### What the task requires
Every entry that follows should be repeated exactly; drop the images.

-- Start of Material for the task --

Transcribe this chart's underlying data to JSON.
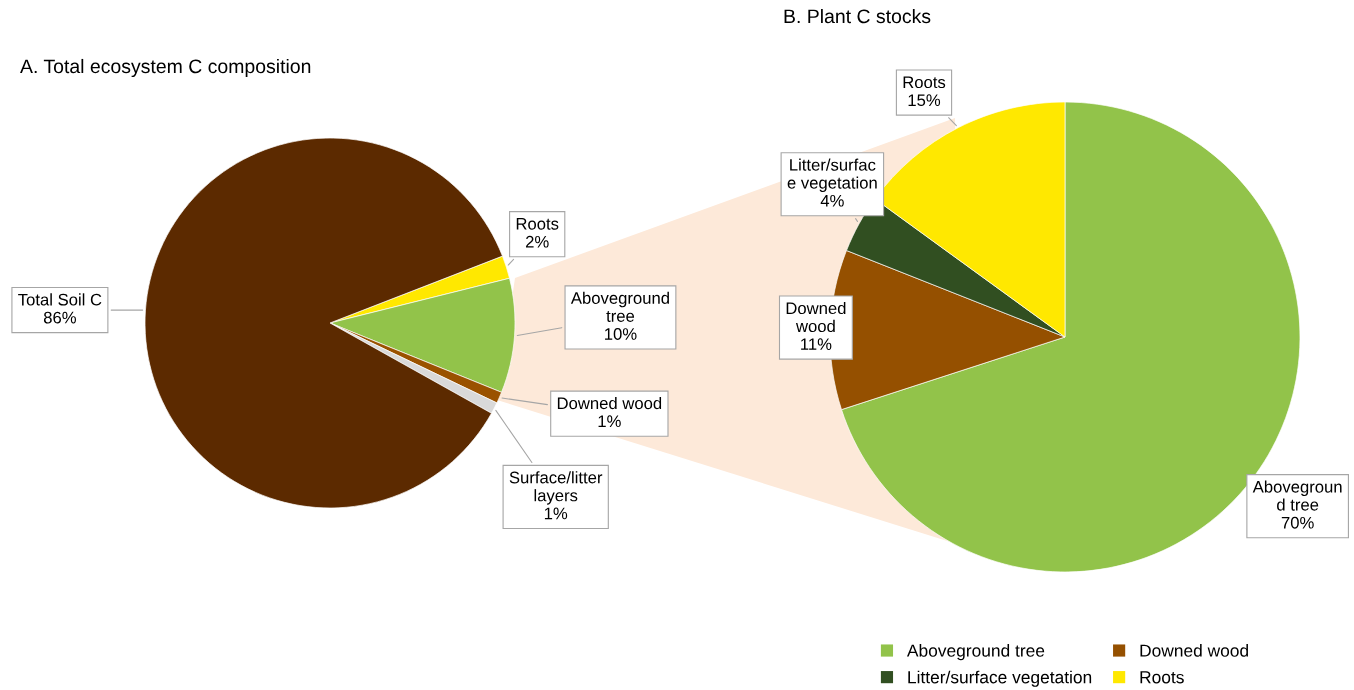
{
  "chart_data": [
    {
      "type": "pie",
      "title": "A. Total ecosystem C composition",
      "categories": [
        "Roots",
        "Aboveground tree",
        "Downed wood",
        "Surface/litter layers",
        "Total Soil C"
      ],
      "values": [
        2,
        10,
        1,
        1,
        86
      ],
      "colors": [
        "#ffe800",
        "#92c34a",
        "#9a5200",
        "#d9d9d9",
        "#5c2a00"
      ],
      "value_labels": [
        "2%",
        "10%",
        "1%",
        "1%",
        "86%"
      ]
    },
    {
      "type": "pie",
      "title": "B. Plant C stocks",
      "categories": [
        "Aboveground tree",
        "Downed wood",
        "Litter/surface vegetation",
        "Roots"
      ],
      "values": [
        70,
        11,
        4,
        15
      ],
      "colors": [
        "#92c34a",
        "#955000",
        "#314f21",
        "#ffe800"
      ],
      "value_labels": [
        "70%",
        "11%",
        "4%",
        "15%"
      ],
      "legend": "bottom"
    }
  ]
}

-- End of Material for the task --

### Expected output
Transcribe this chart's underlying data to JSON.
{
  "chart_data": [
    {
      "type": "pie",
      "title": "A. Total ecosystem C composition",
      "categories": [
        "Roots",
        "Aboveground tree",
        "Downed wood",
        "Surface/litter layers",
        "Total Soil C"
      ],
      "values": [
        2,
        10,
        1,
        1,
        86
      ],
      "colors": [
        "#ffe800",
        "#92c34a",
        "#9a5200",
        "#d9d9d9",
        "#5c2a00"
      ],
      "value_labels": [
        "2%",
        "10%",
        "1%",
        "1%",
        "86%"
      ]
    },
    {
      "type": "pie",
      "title": "B. Plant C stocks",
      "categories": [
        "Aboveground tree",
        "Downed wood",
        "Litter/surface vegetation",
        "Roots"
      ],
      "values": [
        70,
        11,
        4,
        15
      ],
      "colors": [
        "#92c34a",
        "#955000",
        "#314f21",
        "#ffe800"
      ],
      "value_labels": [
        "70%",
        "11%",
        "4%",
        "15%"
      ],
      "legend": "bottom"
    }
  ]
}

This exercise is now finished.